Write the material out again in full, word for word. Do not include the pictures.

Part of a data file
•••••

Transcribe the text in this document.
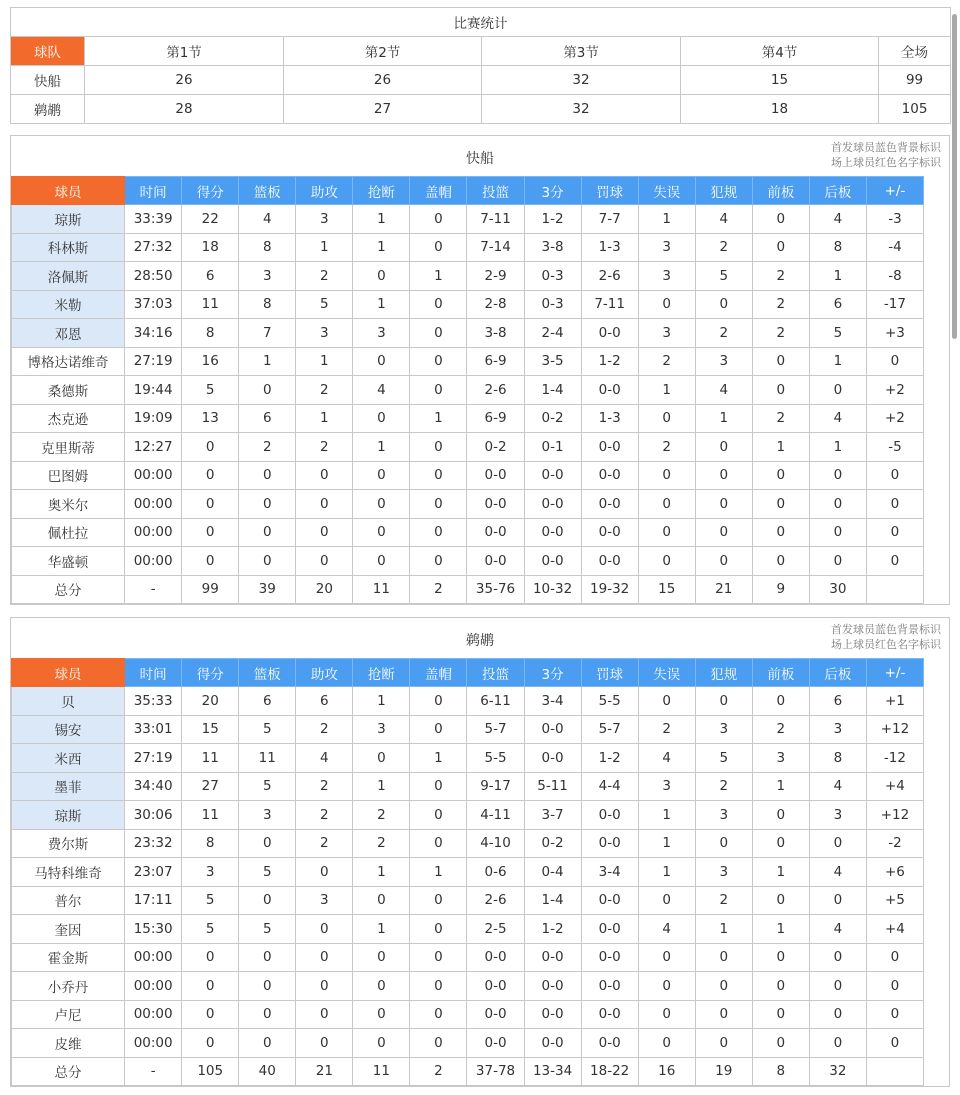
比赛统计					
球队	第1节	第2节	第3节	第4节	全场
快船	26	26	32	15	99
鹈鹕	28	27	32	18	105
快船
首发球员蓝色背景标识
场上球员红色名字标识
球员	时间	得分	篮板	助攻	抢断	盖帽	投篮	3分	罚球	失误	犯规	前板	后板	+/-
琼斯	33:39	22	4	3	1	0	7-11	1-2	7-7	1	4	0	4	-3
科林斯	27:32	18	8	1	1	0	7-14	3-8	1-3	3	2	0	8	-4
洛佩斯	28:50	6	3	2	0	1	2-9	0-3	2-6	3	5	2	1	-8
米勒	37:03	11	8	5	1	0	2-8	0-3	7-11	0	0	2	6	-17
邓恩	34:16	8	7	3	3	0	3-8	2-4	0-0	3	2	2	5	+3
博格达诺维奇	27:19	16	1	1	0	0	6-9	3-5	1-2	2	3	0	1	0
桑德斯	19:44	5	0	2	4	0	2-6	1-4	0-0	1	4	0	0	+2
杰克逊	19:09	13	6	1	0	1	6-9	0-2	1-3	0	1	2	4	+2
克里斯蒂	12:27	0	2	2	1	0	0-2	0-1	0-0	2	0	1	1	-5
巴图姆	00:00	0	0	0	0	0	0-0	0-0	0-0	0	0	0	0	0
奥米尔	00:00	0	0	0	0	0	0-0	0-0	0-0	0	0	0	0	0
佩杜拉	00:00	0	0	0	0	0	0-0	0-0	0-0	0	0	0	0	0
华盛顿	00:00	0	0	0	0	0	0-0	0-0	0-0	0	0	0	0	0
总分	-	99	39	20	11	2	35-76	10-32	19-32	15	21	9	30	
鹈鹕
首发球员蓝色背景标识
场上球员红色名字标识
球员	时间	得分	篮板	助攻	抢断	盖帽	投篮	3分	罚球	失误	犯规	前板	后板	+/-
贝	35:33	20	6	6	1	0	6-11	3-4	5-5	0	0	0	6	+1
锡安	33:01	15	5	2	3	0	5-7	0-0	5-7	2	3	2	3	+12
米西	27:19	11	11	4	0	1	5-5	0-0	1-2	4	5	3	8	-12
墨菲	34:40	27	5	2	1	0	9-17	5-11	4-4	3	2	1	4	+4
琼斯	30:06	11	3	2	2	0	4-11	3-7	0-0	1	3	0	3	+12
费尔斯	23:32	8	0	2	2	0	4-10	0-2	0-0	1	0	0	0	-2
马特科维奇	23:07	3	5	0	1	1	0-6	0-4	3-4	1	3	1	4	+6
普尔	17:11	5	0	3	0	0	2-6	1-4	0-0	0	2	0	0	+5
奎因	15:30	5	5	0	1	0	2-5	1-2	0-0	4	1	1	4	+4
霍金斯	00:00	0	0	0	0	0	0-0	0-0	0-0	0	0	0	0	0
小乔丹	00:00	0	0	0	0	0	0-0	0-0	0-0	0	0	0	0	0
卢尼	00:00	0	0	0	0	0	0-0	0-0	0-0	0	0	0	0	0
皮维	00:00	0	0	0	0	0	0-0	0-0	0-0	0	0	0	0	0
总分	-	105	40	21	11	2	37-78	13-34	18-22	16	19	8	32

•••••

* Complete output
Transcribe the text in this document.
比赛统计					
球队	第1节	第2节	第3节	第4节	全场
快船	26	26	32	15	99
鹈鹕	28	27	32	18	105
快船
首发球员蓝色背景标识
场上球员红色名字标识
球员	时间	得分	篮板	助攻	抢断	盖帽	投篮	3分	罚球	失误	犯规	前板	后板	+/-
琼斯	33:39	22	4	3	1	0	7-11	1-2	7-7	1	4	0	4	-3
科林斯	27:32	18	8	1	1	0	7-14	3-8	1-3	3	2	0	8	-4
洛佩斯	28:50	6	3	2	0	1	2-9	0-3	2-6	3	5	2	1	-8
米勒	37:03	11	8	5	1	0	2-8	0-3	7-11	0	0	2	6	-17
邓恩	34:16	8	7	3	3	0	3-8	2-4	0-0	3	2	2	5	+3
博格达诺维奇	27:19	16	1	1	0	0	6-9	3-5	1-2	2	3	0	1	0
桑德斯	19:44	5	0	2	4	0	2-6	1-4	0-0	1	4	0	0	+2
杰克逊	19:09	13	6	1	0	1	6-9	0-2	1-3	0	1	2	4	+2
克里斯蒂	12:27	0	2	2	1	0	0-2	0-1	0-0	2	0	1	1	-5
巴图姆	00:00	0	0	0	0	0	0-0	0-0	0-0	0	0	0	0	0
奥米尔	00:00	0	0	0	0	0	0-0	0-0	0-0	0	0	0	0	0
佩杜拉	00:00	0	0	0	0	0	0-0	0-0	0-0	0	0	0	0	0
华盛顿	00:00	0	0	0	0	0	0-0	0-0	0-0	0	0	0	0	0
总分	-	99	39	20	11	2	35-76	10-32	19-32	15	21	9	30	
鹈鹕
首发球员蓝色背景标识
场上球员红色名字标识
球员	时间	得分	篮板	助攻	抢断	盖帽	投篮	3分	罚球	失误	犯规	前板	后板	+/-
贝	35:33	20	6	6	1	0	6-11	3-4	5-5	0	0	0	6	+1
锡安	33:01	15	5	2	3	0	5-7	0-0	5-7	2	3	2	3	+12
米西	27:19	11	11	4	0	1	5-5	0-0	1-2	4	5	3	8	-12
墨菲	34:40	27	5	2	1	0	9-17	5-11	4-4	3	2	1	4	+4
琼斯	30:06	11	3	2	2	0	4-11	3-7	0-0	1	3	0	3	+12
费尔斯	23:32	8	0	2	2	0	4-10	0-2	0-0	1	0	0	0	-2
马特科维奇	23:07	3	5	0	1	1	0-6	0-4	3-4	1	3	1	4	+6
普尔	17:11	5	0	3	0	0	2-6	1-4	0-0	0	2	0	0	+5
奎因	15:30	5	5	0	1	0	2-5	1-2	0-0	4	1	1	4	+4
霍金斯	00:00	0	0	0	0	0	0-0	0-0	0-0	0	0	0	0	0
小乔丹	00:00	0	0	0	0	0	0-0	0-0	0-0	0	0	0	0	0
卢尼	00:00	0	0	0	0	0	0-0	0-0	0-0	0	0	0	0	0
皮维	00:00	0	0	0	0	0	0-0	0-0	0-0	0	0	0	0	0
总分	-	105	40	21	11	2	37-78	13-34	18-22	16	19	8	32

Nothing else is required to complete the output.